■ Written exercise ■
Output every entry exactly as written, skipping any pictures.

■ Dataset records ■
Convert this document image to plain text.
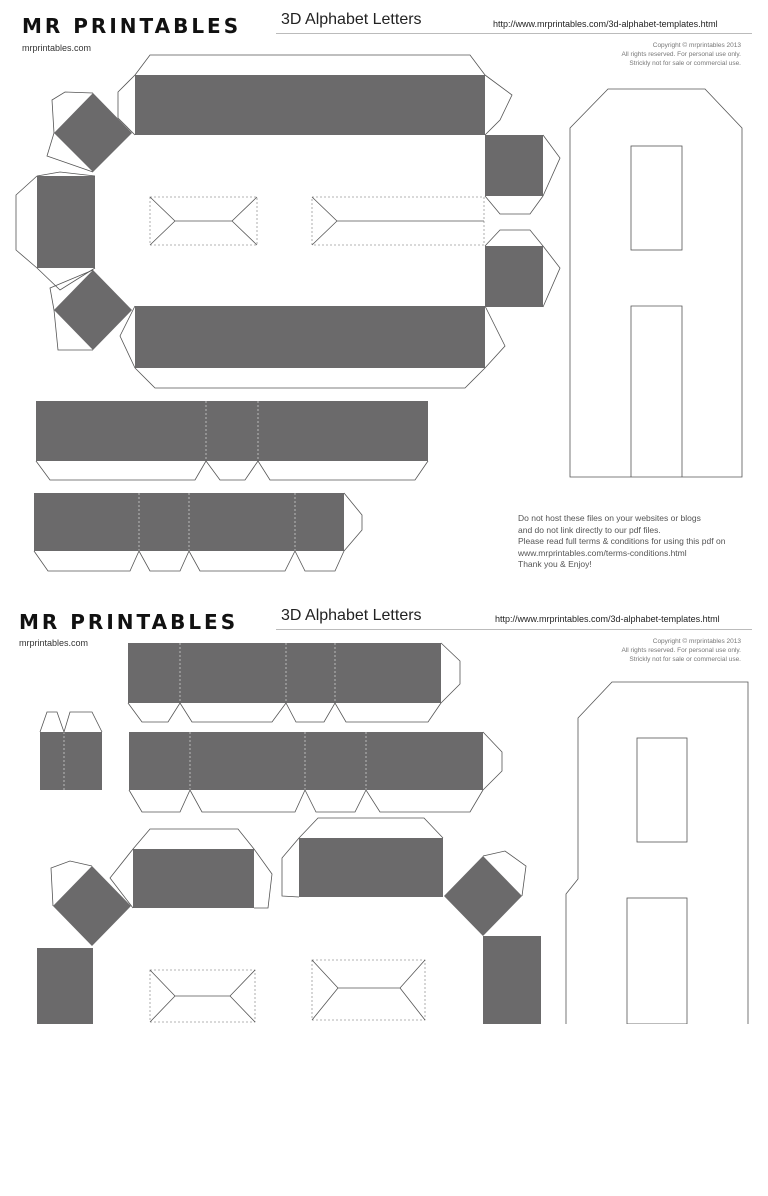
MR PRINTABLES
mrprintables.com
3D Alphabet Letters	http://www.mrprintables.com/3d-alphabet-templates.html
Copyright © mrprintables 2013
All rights reserved. For personal use only.
Strickly not for sale or commercial use.
Do not host these files on your websites or blogs
and do not link directly to our pdf files.
Please read full terms & conditions for using this pdf on
www.mrprintables.com/terms-conditions.html
Thank you & Enjoy!
MR PRINTABLES
mrprintables.com
3D Alphabet Letters	http://www.mrprintables.com/3d-alphabet-templates.html
Copyright © mrprintables 2013
All rights reserved. For personal use only.
Strickly not for sale or commercial use.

■ Correct output ■
Convert this document image to plain text.
MR PRINTABLES
mrprintables.com
3D Alphabet Letters	http://www.mrprintables.com/3d-alphabet-templates.html
Copyright © mrprintables 2013
All rights reserved. For personal use only.
Strickly not for sale or commercial use.
Do not host these files on your websites or blogs
and do not link directly to our pdf files.
Please read full terms & conditions for using this pdf on
www.mrprintables.com/terms-conditions.html
Thank you & Enjoy!
MR PRINTABLES
mrprintables.com
3D Alphabet Letters	http://www.mrprintables.com/3d-alphabet-templates.html
Copyright © mrprintables 2013
All rights reserved. For personal use only.
Strickly not for sale or commercial use.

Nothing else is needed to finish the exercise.